Dataset items
________

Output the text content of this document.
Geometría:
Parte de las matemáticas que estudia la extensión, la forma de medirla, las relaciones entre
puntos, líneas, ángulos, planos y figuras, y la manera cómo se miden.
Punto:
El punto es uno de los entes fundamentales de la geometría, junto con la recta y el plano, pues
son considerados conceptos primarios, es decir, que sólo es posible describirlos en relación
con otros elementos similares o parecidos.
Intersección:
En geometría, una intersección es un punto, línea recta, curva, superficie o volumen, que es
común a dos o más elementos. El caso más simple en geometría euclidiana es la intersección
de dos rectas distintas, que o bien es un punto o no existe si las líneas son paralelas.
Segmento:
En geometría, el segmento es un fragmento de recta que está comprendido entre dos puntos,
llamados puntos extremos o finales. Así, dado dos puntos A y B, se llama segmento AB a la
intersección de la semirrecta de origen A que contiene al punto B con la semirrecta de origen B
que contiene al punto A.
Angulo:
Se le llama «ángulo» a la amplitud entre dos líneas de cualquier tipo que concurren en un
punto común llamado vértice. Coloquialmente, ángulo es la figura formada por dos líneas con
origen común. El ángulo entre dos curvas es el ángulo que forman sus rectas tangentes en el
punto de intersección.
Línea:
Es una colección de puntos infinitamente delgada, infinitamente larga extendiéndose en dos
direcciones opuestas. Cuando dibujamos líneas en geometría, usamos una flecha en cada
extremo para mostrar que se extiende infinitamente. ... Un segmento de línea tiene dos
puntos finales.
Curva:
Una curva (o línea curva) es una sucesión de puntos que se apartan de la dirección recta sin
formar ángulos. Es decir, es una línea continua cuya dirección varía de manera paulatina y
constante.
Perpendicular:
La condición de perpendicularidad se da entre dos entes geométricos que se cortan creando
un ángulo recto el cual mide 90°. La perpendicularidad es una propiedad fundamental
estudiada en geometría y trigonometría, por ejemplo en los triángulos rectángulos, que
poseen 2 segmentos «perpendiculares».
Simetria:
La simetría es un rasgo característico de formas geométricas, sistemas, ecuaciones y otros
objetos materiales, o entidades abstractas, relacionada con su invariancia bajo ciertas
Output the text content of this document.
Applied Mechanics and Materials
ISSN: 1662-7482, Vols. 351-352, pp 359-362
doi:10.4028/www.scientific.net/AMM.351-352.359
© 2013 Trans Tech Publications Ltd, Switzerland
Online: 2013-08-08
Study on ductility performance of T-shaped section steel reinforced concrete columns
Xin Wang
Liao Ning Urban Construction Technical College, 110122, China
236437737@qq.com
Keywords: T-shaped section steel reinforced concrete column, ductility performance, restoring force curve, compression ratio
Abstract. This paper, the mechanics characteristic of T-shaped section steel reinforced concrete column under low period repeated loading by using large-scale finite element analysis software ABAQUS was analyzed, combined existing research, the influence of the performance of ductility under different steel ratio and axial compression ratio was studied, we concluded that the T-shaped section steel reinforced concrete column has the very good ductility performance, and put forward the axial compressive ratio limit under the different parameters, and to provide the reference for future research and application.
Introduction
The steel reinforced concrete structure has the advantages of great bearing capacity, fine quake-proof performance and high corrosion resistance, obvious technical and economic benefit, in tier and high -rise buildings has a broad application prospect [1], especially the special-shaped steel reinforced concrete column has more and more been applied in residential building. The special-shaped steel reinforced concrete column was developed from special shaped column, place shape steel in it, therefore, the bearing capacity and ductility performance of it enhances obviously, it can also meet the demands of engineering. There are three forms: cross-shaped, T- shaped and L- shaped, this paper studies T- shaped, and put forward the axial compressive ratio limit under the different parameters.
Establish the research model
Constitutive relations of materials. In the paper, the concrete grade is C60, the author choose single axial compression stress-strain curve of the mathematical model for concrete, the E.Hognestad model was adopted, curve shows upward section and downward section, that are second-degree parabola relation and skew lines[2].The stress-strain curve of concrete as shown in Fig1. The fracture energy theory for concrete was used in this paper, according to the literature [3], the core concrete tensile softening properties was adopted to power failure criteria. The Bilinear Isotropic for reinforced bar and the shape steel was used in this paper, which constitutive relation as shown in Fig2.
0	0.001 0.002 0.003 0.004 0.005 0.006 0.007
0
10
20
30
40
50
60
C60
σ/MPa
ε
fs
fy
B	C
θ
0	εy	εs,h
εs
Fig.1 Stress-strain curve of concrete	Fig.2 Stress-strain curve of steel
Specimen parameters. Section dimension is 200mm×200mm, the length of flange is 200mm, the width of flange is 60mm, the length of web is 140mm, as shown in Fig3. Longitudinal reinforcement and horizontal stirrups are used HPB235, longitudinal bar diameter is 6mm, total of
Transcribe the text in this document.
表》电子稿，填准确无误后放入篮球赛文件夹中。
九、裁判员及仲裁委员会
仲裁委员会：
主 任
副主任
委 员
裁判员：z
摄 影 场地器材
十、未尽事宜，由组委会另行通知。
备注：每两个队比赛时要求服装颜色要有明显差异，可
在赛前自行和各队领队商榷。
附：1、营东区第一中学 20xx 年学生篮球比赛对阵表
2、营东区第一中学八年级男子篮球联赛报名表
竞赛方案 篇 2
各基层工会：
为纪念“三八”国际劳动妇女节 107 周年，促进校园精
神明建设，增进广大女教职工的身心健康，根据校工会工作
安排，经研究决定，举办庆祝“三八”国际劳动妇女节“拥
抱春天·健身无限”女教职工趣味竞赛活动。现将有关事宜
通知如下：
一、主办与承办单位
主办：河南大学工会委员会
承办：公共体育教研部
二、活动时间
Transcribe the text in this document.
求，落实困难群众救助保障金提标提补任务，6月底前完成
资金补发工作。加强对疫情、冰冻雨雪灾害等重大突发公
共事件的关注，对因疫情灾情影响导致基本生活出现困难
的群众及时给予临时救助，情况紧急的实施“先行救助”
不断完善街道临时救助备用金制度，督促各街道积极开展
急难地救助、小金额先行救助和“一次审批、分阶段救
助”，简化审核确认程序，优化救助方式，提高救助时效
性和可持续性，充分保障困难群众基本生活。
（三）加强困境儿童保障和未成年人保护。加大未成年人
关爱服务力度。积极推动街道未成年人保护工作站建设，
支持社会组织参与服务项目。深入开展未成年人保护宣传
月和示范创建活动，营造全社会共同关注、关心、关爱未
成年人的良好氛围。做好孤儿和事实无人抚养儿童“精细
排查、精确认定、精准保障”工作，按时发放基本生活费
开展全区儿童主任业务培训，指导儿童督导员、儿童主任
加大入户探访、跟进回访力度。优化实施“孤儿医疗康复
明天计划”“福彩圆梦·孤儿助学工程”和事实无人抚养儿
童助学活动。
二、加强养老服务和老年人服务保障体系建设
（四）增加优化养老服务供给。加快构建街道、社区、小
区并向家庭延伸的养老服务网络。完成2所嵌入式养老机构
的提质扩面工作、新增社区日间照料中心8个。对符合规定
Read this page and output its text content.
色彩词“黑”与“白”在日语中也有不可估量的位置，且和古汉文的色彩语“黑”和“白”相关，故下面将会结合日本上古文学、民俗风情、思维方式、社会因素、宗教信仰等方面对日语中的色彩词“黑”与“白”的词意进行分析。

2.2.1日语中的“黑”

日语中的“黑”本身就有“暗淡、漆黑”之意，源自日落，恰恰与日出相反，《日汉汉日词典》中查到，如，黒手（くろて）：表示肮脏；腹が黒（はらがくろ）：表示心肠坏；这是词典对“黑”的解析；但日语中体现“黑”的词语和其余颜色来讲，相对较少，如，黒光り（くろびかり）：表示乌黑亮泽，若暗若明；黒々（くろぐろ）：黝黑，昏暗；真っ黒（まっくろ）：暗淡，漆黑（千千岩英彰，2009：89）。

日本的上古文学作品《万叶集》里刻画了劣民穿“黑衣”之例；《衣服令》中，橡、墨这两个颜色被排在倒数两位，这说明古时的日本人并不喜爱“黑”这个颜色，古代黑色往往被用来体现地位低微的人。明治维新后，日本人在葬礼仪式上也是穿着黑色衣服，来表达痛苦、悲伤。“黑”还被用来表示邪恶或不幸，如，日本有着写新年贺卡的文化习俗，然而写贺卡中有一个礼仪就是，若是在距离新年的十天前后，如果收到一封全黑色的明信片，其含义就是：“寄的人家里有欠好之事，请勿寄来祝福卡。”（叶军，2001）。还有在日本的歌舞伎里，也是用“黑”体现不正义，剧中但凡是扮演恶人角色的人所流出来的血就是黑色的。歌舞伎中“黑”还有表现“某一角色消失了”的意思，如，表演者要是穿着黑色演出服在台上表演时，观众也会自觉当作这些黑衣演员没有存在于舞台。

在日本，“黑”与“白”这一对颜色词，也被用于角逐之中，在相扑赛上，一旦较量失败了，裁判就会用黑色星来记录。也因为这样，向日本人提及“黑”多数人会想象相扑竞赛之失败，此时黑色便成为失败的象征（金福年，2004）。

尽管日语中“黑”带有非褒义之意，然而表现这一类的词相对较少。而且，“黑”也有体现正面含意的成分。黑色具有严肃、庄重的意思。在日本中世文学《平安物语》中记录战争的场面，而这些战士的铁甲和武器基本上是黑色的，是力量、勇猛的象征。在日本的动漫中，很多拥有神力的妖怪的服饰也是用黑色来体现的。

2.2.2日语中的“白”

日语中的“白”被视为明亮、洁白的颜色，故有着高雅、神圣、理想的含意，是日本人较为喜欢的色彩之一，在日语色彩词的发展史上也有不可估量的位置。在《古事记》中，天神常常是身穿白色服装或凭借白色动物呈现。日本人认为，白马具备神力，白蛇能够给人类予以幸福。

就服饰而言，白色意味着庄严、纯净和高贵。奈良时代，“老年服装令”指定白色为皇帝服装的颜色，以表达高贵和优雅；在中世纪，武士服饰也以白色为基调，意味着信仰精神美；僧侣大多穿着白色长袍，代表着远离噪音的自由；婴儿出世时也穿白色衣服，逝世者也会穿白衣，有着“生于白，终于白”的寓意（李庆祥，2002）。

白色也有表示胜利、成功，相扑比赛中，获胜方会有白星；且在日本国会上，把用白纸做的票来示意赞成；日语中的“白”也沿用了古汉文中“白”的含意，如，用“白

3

________

__Objective__. Say how many lines of the material contain the word "infinitamente", with no other text.

__Exercise result__. 2